> _EXERCISE DETAILS_: Copy the following material verbatim, keeping every line as it appears.

++++

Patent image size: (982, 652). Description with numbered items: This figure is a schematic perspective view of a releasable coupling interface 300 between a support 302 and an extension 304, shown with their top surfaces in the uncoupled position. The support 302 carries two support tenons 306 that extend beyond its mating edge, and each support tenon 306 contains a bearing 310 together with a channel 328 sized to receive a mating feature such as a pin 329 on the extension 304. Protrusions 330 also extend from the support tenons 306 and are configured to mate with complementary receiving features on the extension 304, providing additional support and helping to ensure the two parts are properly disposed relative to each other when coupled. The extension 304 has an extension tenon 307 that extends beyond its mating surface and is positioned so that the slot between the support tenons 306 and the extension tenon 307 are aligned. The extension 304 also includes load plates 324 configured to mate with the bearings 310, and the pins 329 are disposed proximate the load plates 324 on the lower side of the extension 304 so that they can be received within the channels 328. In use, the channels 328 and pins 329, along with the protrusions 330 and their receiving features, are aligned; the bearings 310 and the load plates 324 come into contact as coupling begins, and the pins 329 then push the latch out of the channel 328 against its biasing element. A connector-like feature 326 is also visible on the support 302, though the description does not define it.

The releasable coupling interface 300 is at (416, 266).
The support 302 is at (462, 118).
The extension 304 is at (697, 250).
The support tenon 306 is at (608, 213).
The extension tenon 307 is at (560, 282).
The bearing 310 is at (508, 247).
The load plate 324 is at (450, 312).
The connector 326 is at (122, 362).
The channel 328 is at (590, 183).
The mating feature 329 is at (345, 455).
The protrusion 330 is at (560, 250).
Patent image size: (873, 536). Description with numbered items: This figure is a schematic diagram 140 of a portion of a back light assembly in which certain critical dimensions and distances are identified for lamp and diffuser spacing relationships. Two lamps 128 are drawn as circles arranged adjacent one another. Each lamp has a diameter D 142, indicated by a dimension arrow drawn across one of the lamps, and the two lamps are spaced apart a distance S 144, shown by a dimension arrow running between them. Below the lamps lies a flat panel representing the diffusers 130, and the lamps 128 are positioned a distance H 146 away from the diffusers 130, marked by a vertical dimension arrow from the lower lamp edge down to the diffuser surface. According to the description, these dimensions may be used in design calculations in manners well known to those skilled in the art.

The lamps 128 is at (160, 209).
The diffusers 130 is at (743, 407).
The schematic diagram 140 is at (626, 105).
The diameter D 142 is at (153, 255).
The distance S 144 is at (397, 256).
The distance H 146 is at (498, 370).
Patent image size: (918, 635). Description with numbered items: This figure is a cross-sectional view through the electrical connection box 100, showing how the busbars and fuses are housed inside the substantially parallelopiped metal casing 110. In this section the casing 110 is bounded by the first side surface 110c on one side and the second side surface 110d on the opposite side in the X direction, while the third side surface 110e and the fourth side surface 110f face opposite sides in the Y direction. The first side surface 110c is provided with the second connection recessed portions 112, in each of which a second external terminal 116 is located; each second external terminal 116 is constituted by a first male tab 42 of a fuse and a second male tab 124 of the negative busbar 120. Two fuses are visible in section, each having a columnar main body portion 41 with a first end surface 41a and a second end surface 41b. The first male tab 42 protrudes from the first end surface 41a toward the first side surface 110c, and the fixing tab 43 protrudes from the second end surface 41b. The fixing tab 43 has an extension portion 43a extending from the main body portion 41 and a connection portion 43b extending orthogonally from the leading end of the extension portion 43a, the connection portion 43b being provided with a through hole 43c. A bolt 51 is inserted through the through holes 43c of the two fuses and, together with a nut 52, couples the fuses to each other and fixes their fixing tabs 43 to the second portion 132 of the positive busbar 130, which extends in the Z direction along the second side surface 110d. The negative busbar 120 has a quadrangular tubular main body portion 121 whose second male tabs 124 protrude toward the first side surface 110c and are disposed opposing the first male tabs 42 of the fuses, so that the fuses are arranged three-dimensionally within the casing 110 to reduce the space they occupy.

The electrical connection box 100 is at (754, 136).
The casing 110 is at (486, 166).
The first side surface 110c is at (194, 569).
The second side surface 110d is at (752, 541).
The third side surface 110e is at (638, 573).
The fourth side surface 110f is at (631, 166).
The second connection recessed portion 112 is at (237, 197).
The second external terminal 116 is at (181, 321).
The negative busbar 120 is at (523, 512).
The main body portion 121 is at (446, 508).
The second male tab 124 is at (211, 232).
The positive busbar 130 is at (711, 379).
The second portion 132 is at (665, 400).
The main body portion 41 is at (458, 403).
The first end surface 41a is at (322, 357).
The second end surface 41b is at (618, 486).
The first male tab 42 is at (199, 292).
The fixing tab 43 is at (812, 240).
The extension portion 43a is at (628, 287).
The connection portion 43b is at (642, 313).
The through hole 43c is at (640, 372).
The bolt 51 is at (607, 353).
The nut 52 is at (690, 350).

++++

> _SOLUTION TO THE PROBLEM_:
Patent image size: (982, 652). Description with numbered items: This figure is a schematic perspective view of a releasable coupling interface 300 between a support 302 and an extension 304, shown with their top surfaces in the uncoupled position. The support 302 carries two support tenons 306 that extend beyond its mating edge, and each support tenon 306 contains a bearing 310 together with a channel 328 sized to receive a mating feature such as a pin 329 on the extension 304. Protrusions 330 also extend from the support tenons 306 and are configured to mate with complementary receiving features on the extension 304, providing additional support and helping to ensure the two parts are properly disposed relative to each other when coupled. The extension 304 has an extension tenon 307 that extends beyond its mating surface and is positioned so that the slot between the support tenons 306 and the extension tenon 307 are aligned. The extension 304 also includes load plates 324 configured to mate with the bearings 310, and the pins 329 are disposed proximate the load plates 324 on the lower side of the extension 304 so that they can be received within the channels 328. In use, the channels 328 and pins 329, along with the protrusions 330 and their receiving features, are aligned; the bearings 310 and the load plates 324 come into contact as coupling begins, and the pins 329 then push the latch out of the channel 328 against its biasing element. A connector-like feature 326 is also visible on the support 302, though the description does not define it.

The releasable coupling interface 300 is at (416, 266).
The support 302 is at (462, 118).
The extension 304 is at (697, 250).
The support tenon 306 is at (608, 213).
The extension tenon 307 is at (560, 282).
The bearing 310 is at (508, 247).
The load plate 324 is at (450, 312).
The connector 326 is at (122, 362).
The channel 328 is at (590, 183).
The mating feature 329 is at (345, 455).
The protrusion 330 is at (560, 250).
Patent image size: (873, 536). Description with numbered items: This figure is a schematic diagram 140 of a portion of a back light assembly in which certain critical dimensions and distances are identified for lamp and diffuser spacing relationships. Two lamps 128 are drawn as circles arranged adjacent one another. Each lamp has a diameter D 142, indicated by a dimension arrow drawn across one of the lamps, and the two lamps are spaced apart a distance S 144, shown by a dimension arrow running between them. Below the lamps lies a flat panel representing the diffusers 130, and the lamps 128 are positioned a distance H 146 away from the diffusers 130, marked by a vertical dimension arrow from the lower lamp edge down to the diffuser surface. According to the description, these dimensions may be used in design calculations in manners well known to those skilled in the art.

The lamps 128 is at (160, 209).
The diffusers 130 is at (743, 407).
The schematic diagram 140 is at (626, 105).
The diameter D 142 is at (153, 255).
The distance S 144 is at (397, 256).
The distance H 146 is at (498, 370).
Patent image size: (918, 635). Description with numbered items: This figure is a cross-sectional view through the electrical connection box 100, showing how the busbars and fuses are housed inside the substantially parallelopiped metal casing 110. In this section the casing 110 is bounded by the first side surface 110c on one side and the second side surface 110d on the opposite side in the X direction, while the third side surface 110e and the fourth side surface 110f face opposite sides in the Y direction. The first side surface 110c is provided with the second connection recessed portions 112, in each of which a second external terminal 116 is located; each second external terminal 116 is constituted by a first male tab 42 of a fuse and a second male tab 124 of the negative busbar 120. Two fuses are visible in section, each having a columnar main body portion 41 with a first end surface 41a and a second end surface 41b. The first male tab 42 protrudes from the first end surface 41a toward the first side surface 110c, and the fixing tab 43 protrudes from the second end surface 41b. The fixing tab 43 has an extension portion 43a extending from the main body portion 41 and a connection portion 43b extending orthogonally from the leading end of the extension portion 43a, the connection portion 43b being provided with a through hole 43c. A bolt 51 is inserted through the through holes 43c of the two fuses and, together with a nut 52, couples the fuses to each other and fixes their fixing tabs 43 to the second portion 132 of the positive busbar 130, which extends in the Z direction along the second side surface 110d. The negative busbar 120 has a quadrangular tubular main body portion 121 whose second male tabs 124 protrude toward the first side surface 110c and are disposed opposing the first male tabs 42 of the fuses, so that the fuses are arranged three-dimensionally within the casing 110 to reduce the space they occupy.

The electrical connection box 100 is at (754, 136).
The casing 110 is at (486, 166).
The first side surface 110c is at (194, 569).
The second side surface 110d is at (752, 541).
The third side surface 110e is at (638, 573).
The fourth side surface 110f is at (631, 166).
The second connection recessed portion 112 is at (237, 197).
The second external terminal 116 is at (181, 321).
The negative busbar 120 is at (523, 512).
The main body portion 121 is at (446, 508).
The second male tab 124 is at (211, 232).
The positive busbar 130 is at (711, 379).
The second portion 132 is at (665, 400).
The main body portion 41 is at (458, 403).
The first end surface 41a is at (322, 357).
The second end surface 41b is at (618, 486).
The first male tab 42 is at (199, 292).
The fixing tab 43 is at (812, 240).
The extension portion 43a is at (628, 287).
The connection portion 43b is at (642, 313).
The through hole 43c is at (640, 372).
The bolt 51 is at (607, 353).
The nut 52 is at (690, 350).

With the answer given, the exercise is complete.